#### Material provided

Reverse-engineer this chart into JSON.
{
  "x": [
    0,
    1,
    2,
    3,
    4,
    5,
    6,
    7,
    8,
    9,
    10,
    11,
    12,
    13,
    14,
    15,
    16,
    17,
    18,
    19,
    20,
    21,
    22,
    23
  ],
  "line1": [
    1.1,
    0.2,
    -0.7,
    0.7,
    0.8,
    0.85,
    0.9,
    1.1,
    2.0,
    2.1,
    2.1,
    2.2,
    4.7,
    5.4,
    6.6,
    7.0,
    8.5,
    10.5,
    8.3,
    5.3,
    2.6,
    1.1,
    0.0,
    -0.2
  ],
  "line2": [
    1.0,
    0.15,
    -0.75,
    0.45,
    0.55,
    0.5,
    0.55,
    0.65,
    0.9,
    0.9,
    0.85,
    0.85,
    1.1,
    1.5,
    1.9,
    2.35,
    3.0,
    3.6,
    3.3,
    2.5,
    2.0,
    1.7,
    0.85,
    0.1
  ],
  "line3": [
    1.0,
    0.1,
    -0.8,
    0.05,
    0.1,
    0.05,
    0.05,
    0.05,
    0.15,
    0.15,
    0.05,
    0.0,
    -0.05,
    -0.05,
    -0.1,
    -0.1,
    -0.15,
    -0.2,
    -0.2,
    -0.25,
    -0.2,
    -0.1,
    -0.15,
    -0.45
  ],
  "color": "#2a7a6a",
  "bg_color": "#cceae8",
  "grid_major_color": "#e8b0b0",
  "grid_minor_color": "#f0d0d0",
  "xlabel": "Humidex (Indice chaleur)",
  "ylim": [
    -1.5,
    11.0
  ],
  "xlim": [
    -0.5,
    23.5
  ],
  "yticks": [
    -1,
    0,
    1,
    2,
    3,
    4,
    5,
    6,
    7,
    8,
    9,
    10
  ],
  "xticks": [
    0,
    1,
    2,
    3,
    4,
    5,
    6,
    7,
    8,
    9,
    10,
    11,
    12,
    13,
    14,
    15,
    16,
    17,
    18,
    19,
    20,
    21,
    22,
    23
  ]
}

########

### Task goal
All of the entries above must be quoted exactly.

### The output
Reverse-engineer this chart into JSON.
{
  "x": [
    0,
    1,
    2,
    3,
    4,
    5,
    6,
    7,
    8,
    9,
    10,
    11,
    12,
    13,
    14,
    15,
    16,
    17,
    18,
    19,
    20,
    21,
    22,
    23
  ],
  "line1": [
    1.1,
    0.2,
    -0.7,
    0.7,
    0.8,
    0.85,
    0.9,
    1.1,
    2.0,
    2.1,
    2.1,
    2.2,
    4.7,
    5.4,
    6.6,
    7.0,
    8.5,
    10.5,
    8.3,
    5.3,
    2.6,
    1.1,
    0.0,
    -0.2
  ],
  "line2": [
    1.0,
    0.15,
    -0.75,
    0.45,
    0.55,
    0.5,
    0.55,
    0.65,
    0.9,
    0.9,
    0.85,
    0.85,
    1.1,
    1.5,
    1.9,
    2.35,
    3.0,
    3.6,
    3.3,
    2.5,
    2.0,
    1.7,
    0.85,
    0.1
  ],
  "line3": [
    1.0,
    0.1,
    -0.8,
    0.05,
    0.1,
    0.05,
    0.05,
    0.05,
    0.15,
    0.15,
    0.05,
    0.0,
    -0.05,
    -0.05,
    -0.1,
    -0.1,
    -0.15,
    -0.2,
    -0.2,
    -0.25,
    -0.2,
    -0.1,
    -0.15,
    -0.45
  ],
  "color": "#2a7a6a",
  "bg_color": "#cceae8",
  "grid_major_color": "#e8b0b0",
  "grid_minor_color": "#f0d0d0",
  "xlabel": "Humidex (Indice chaleur)",
  "ylim": [
    -1.5,
    11.0
  ],
  "xlim": [
    -0.5,
    23.5
  ],
  "yticks": [
    -1,
    0,
    1,
    2,
    3,
    4,
    5,
    6,
    7,
    8,
    9,
    10
  ],
  "xticks": [
    0,
    1,
    2,
    3,
    4,
    5,
    6,
    7,
    8,
    9,
    10,
    11,
    12,
    13,
    14,
    15,
    16,
    17,
    18,
    19,
    20,
    21,
    22,
    23
  ]
}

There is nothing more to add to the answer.